Entries supplied
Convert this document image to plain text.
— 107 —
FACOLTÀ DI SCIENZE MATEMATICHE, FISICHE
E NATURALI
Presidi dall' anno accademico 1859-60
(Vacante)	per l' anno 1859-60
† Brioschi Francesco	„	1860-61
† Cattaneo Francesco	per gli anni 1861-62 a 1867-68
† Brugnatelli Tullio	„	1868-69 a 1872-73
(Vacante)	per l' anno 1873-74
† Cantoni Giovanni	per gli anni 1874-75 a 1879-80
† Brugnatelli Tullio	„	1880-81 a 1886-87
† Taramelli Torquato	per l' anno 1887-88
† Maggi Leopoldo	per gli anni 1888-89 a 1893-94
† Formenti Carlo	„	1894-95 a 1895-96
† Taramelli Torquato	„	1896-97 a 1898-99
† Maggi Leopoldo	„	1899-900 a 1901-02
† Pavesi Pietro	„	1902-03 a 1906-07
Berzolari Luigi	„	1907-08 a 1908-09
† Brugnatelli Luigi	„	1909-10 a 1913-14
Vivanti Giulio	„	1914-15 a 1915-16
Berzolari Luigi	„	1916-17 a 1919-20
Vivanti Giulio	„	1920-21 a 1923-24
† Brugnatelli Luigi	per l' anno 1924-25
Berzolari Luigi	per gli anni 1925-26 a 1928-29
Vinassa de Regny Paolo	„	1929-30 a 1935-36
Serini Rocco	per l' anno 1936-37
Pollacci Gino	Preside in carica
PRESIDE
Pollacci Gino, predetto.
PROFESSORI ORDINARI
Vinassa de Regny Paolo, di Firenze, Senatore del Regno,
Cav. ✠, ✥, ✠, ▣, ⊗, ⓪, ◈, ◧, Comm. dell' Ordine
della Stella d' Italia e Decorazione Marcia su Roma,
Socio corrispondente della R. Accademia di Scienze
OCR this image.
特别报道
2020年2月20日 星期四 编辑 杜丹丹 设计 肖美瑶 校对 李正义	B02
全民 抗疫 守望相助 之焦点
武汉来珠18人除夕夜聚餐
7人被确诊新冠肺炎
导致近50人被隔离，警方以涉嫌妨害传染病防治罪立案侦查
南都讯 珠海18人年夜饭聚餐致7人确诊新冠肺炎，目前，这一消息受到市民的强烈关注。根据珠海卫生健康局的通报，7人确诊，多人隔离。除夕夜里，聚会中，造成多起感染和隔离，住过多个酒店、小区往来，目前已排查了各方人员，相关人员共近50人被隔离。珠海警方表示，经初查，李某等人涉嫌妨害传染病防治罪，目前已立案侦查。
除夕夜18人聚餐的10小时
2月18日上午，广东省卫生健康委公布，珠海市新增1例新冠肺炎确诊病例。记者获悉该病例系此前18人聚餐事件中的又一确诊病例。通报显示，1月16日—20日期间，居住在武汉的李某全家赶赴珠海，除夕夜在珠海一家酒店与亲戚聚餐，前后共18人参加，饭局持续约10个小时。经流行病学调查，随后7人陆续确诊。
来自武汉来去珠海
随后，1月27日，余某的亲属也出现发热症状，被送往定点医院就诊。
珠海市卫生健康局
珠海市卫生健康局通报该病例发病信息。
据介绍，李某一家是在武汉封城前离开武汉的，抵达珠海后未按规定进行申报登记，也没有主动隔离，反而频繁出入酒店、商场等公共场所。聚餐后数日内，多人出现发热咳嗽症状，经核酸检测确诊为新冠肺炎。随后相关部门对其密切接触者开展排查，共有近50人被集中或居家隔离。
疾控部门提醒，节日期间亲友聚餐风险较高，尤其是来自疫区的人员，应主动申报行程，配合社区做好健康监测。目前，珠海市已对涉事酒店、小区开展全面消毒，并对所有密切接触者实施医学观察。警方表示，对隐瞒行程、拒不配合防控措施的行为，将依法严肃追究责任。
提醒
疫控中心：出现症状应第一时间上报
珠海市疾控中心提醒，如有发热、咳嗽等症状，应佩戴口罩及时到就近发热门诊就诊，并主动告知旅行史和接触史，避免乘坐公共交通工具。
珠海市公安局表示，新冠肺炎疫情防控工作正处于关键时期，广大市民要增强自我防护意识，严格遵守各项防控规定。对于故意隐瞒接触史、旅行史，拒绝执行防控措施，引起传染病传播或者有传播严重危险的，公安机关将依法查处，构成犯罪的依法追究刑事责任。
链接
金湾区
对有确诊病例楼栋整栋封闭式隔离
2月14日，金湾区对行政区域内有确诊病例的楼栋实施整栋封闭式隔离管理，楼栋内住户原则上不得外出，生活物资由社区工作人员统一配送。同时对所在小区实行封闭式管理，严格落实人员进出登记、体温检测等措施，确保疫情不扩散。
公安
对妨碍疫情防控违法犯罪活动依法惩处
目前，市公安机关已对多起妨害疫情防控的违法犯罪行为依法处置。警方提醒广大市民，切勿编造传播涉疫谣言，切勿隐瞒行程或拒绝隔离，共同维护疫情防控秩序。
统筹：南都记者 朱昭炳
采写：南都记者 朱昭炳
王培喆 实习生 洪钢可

What to work on
Show every line of the listing in which the string "this" can be found.

Solution to the problem
Convert this document image to plain text.
OCR this image.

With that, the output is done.